(Stored items from a collection)
— Begin —
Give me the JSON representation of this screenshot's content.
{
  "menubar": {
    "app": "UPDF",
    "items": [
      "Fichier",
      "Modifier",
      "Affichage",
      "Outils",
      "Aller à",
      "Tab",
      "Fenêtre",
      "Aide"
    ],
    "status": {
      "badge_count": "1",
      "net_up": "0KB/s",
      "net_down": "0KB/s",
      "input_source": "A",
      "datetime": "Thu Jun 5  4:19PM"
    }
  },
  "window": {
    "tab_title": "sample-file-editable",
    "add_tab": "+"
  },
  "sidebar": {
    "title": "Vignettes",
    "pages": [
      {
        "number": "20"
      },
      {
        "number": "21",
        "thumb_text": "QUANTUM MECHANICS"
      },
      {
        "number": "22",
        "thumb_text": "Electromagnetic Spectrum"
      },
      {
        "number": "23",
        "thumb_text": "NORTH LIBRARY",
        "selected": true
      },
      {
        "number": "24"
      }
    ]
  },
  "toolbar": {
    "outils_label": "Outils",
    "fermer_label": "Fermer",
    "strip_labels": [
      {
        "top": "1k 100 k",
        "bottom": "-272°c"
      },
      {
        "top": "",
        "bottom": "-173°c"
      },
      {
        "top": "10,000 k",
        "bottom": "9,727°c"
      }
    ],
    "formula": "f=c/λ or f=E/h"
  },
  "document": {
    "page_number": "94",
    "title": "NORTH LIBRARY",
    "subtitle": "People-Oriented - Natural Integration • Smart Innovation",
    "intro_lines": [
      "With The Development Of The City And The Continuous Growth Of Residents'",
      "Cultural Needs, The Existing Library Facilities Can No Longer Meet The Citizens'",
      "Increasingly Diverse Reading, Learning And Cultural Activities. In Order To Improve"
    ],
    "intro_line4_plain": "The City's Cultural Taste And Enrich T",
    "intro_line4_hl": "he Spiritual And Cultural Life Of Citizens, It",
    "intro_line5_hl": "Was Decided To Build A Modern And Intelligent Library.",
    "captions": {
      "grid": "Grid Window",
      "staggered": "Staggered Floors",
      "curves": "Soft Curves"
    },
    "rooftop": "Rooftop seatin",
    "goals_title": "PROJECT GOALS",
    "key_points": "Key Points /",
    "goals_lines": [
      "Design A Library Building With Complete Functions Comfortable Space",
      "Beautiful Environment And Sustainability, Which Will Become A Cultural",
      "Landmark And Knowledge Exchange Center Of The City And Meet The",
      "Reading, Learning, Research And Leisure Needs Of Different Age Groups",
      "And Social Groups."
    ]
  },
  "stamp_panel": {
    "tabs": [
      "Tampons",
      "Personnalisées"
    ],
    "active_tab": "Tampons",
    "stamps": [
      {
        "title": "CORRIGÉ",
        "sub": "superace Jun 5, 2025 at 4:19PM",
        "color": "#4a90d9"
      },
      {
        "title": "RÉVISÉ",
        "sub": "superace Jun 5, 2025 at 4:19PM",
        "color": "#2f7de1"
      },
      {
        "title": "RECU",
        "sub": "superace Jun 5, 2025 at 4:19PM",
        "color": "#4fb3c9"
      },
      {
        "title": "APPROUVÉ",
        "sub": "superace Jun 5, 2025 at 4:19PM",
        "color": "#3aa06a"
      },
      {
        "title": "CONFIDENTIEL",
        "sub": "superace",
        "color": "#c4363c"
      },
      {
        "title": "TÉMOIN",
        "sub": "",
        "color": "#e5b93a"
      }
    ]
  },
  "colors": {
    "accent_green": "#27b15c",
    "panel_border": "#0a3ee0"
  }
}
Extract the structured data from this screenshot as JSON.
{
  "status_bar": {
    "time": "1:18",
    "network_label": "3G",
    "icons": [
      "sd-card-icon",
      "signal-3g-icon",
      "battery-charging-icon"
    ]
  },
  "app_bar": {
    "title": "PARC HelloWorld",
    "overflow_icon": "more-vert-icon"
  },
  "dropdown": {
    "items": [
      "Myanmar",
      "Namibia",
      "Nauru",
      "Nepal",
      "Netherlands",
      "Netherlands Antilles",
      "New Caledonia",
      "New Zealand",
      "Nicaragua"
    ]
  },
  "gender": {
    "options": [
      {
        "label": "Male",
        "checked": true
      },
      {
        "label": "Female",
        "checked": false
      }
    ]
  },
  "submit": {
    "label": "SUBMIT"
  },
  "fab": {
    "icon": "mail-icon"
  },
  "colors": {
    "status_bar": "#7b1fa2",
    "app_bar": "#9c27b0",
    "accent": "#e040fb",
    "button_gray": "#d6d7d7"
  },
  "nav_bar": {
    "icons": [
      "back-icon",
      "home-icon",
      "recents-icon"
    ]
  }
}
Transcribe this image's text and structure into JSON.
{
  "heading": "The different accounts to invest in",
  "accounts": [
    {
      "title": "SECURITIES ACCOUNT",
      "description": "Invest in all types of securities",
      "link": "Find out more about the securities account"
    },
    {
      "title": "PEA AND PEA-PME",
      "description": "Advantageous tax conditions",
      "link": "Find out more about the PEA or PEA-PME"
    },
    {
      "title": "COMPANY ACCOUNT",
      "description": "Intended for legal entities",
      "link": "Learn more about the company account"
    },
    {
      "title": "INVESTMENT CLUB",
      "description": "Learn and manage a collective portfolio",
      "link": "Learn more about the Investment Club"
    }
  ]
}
— End —
Output only the lines running from the line with "Transcribe this image's" through the final line of the data, inclusive.

*TASK ANSWER*
Transcribe this image's text and structure into JSON.
{
  "heading": "The different accounts to invest in",
  "accounts": [
    {
      "title": "SECURITIES ACCOUNT",
      "description": "Invest in all types of securities",
      "link": "Find out more about the securities account"
    },
    {
      "title": "PEA AND PEA-PME",
      "description": "Advantageous tax conditions",
      "link": "Find out more about the PEA or PEA-PME"
    },
    {
      "title": "COMPANY ACCOUNT",
      "description": "Intended for legal entities",
      "link": "Learn more about the company account"
    },
    {
      "title": "INVESTMENT CLUB",
      "description": "Learn and manage a collective portfolio",
      "link": "Learn more about the Investment Club"
    }
  ]
}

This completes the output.